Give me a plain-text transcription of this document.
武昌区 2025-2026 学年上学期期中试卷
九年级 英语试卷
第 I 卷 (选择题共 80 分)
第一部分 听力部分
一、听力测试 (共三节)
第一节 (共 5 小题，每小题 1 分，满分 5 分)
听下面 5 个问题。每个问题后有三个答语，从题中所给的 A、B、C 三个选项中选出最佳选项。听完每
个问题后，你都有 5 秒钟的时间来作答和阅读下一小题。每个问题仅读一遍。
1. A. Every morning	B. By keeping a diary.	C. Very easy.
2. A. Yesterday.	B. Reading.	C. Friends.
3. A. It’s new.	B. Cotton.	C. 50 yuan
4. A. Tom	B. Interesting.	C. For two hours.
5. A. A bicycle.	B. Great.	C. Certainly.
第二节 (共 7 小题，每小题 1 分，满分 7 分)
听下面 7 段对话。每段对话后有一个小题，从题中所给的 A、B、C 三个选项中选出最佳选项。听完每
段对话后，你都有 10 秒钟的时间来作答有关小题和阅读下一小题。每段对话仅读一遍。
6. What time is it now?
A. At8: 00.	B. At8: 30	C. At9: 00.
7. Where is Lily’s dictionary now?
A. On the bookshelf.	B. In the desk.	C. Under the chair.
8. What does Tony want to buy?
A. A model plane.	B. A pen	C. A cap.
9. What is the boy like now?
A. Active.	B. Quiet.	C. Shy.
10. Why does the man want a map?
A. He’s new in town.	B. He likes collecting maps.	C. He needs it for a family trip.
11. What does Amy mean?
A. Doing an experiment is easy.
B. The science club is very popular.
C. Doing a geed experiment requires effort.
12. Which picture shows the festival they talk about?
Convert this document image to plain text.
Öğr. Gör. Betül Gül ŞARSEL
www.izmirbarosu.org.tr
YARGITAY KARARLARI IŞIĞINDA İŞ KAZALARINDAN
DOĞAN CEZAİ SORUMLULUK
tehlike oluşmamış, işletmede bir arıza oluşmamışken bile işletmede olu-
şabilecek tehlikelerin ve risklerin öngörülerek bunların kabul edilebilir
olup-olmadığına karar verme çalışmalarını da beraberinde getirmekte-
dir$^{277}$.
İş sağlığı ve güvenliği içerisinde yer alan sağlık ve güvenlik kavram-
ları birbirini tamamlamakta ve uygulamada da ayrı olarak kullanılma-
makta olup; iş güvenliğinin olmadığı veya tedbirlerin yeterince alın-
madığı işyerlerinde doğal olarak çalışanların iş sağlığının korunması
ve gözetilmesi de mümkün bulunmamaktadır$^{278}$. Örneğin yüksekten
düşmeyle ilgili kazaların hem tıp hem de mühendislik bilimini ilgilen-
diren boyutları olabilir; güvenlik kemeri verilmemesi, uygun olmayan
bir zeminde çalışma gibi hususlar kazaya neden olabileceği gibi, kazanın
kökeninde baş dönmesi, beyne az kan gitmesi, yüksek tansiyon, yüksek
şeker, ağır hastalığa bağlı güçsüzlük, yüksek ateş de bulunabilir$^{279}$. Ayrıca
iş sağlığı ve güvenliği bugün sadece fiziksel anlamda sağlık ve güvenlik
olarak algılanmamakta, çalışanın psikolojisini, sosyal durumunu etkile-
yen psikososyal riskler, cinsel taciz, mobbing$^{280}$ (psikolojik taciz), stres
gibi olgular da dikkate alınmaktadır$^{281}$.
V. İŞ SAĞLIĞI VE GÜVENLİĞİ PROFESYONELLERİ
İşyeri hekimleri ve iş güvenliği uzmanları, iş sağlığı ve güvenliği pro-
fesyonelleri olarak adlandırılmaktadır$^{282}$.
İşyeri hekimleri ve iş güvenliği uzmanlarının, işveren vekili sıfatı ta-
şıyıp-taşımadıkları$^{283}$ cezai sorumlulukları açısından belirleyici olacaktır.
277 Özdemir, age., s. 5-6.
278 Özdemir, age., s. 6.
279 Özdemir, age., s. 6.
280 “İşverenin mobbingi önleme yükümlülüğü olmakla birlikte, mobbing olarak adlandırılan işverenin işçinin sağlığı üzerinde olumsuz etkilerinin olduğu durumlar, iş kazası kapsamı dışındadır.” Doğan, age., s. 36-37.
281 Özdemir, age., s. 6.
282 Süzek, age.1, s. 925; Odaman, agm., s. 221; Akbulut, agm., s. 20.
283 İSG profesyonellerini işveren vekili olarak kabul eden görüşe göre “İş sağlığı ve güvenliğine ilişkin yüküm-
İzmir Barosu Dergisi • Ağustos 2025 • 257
:::::
## WRITTEN PROBLEM
How many lines in these records hold the string "sağlık"? Reply with the number alone.

## EXERCISE RESPONSE
2